»»

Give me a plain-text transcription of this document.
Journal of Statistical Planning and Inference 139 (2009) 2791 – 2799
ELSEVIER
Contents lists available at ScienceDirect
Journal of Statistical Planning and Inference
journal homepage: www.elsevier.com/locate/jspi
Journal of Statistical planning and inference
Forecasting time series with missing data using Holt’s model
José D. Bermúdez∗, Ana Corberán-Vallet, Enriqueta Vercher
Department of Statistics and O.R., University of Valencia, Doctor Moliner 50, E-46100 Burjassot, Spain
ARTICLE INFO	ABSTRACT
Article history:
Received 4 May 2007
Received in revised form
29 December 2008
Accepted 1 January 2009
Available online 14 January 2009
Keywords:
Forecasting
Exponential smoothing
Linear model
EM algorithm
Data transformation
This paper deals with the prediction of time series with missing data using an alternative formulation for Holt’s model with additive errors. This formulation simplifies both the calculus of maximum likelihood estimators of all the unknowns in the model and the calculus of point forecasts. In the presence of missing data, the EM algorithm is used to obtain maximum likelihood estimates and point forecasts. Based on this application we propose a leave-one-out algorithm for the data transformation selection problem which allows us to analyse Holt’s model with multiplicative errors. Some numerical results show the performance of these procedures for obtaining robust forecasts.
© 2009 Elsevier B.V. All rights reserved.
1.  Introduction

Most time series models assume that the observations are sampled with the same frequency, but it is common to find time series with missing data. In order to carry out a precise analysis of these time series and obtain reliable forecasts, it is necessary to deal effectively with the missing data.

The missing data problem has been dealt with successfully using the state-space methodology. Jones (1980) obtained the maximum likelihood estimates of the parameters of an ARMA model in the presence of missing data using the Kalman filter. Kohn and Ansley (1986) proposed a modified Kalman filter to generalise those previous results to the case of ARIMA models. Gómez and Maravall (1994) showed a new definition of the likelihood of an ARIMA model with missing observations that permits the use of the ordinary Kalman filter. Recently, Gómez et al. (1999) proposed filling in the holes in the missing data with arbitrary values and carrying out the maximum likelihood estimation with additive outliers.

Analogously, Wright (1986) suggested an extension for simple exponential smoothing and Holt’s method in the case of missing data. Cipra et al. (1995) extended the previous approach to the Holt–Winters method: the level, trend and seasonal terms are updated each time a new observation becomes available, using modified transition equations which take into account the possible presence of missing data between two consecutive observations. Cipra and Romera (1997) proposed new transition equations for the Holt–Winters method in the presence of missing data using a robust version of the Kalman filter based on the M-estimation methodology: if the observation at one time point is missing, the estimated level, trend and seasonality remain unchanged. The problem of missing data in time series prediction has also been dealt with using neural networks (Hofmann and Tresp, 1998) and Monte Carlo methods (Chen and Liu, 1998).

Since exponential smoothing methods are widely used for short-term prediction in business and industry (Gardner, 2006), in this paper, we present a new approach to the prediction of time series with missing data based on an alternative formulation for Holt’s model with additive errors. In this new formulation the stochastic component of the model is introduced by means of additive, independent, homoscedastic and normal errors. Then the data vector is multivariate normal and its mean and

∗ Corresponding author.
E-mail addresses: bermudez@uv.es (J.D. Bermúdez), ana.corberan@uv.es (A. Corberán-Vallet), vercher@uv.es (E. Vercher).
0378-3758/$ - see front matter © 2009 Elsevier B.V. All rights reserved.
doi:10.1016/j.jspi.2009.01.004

««
»»

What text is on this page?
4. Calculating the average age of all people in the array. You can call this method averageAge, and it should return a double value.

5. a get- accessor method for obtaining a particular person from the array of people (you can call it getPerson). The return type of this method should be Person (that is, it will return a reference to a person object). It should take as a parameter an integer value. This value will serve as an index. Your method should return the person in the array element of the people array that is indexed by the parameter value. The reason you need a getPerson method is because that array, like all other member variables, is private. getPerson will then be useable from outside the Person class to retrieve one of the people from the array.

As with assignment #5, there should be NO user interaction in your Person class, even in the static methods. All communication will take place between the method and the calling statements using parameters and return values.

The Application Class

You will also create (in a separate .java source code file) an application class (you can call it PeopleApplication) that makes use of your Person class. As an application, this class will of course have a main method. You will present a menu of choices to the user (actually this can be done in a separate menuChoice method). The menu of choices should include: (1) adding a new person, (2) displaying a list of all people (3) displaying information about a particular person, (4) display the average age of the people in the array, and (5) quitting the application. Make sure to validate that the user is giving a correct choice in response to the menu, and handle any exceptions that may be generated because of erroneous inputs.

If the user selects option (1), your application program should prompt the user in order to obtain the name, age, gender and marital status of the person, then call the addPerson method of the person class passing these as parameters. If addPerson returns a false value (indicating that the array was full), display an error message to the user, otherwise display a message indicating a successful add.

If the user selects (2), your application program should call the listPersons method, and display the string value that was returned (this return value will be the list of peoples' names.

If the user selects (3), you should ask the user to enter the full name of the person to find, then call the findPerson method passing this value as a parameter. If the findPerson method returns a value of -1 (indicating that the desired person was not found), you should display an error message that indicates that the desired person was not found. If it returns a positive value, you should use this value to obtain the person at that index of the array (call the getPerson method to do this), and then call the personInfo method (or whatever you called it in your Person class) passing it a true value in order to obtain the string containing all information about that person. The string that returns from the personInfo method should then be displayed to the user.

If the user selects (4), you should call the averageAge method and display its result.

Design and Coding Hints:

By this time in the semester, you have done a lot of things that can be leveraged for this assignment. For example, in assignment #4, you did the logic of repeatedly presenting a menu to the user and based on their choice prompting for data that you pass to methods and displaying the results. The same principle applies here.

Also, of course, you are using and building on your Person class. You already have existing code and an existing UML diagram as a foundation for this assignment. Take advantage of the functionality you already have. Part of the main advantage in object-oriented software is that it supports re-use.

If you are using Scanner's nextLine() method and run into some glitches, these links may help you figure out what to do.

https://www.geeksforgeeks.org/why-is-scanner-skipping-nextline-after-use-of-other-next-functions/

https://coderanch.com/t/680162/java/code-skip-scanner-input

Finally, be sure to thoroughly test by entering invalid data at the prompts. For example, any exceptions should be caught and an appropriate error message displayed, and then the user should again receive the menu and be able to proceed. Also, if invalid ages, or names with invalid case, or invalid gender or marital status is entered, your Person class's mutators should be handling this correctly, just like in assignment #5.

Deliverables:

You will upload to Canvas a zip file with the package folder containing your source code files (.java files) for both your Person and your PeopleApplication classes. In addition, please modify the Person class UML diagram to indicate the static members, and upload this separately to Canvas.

««

Description of the task: Identify each line in the entries with the word "Bermúdez" and copy it.

Response:
José D. Bermúdez∗, Ana Corberán-Vallet, Enriqueta Vercher
E-mail addresses: bermudez@uv.es (J.D. Bermúdez), ana.corberan@uv.es (A. Corberán-Vallet), vercher@uv.es (E. Vercher).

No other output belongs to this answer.